Give the number of lines in the data that hold the word "hình", and nothing else.

>> START

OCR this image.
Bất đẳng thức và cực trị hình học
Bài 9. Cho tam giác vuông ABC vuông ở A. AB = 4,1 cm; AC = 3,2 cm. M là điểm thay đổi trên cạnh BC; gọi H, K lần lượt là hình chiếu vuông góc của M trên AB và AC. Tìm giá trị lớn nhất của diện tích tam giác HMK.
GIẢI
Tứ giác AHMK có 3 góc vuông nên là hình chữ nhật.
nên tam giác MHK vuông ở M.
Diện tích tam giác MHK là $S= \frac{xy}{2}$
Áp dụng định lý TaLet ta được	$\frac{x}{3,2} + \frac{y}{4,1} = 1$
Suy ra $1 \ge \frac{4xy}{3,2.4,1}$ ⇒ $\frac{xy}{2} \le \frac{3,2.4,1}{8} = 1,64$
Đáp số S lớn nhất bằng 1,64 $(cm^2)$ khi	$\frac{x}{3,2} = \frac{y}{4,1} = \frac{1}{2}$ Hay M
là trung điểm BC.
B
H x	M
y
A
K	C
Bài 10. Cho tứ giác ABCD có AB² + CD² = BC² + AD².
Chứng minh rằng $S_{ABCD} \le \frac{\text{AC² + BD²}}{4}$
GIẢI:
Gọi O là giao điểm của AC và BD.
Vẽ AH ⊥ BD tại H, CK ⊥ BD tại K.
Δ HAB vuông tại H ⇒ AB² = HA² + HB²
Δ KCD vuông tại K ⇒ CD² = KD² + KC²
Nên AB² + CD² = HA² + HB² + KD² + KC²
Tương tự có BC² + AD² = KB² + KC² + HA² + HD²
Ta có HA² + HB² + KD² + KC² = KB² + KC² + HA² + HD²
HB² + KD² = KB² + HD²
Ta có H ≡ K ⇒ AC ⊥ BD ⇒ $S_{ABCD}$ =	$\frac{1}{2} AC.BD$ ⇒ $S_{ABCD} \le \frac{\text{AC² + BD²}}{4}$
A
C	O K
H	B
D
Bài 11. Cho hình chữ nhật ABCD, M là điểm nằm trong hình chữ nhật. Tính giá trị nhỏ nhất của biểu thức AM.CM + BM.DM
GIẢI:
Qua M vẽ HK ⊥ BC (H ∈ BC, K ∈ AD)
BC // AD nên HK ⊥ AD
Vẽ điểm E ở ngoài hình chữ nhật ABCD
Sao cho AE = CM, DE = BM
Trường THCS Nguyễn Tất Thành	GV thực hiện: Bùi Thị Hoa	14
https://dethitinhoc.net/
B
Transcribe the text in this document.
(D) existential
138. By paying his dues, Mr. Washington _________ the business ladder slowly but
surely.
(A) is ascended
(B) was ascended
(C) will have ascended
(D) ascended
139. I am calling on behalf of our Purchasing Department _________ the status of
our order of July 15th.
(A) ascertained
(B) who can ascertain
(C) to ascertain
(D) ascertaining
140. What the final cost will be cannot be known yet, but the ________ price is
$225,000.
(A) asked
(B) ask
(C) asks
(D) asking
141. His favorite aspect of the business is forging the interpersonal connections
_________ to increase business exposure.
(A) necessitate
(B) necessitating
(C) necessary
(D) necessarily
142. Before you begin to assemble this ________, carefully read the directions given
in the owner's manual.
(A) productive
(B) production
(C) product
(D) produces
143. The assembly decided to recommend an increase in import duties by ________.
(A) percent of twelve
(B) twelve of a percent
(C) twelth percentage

>> END

**Task result**:
5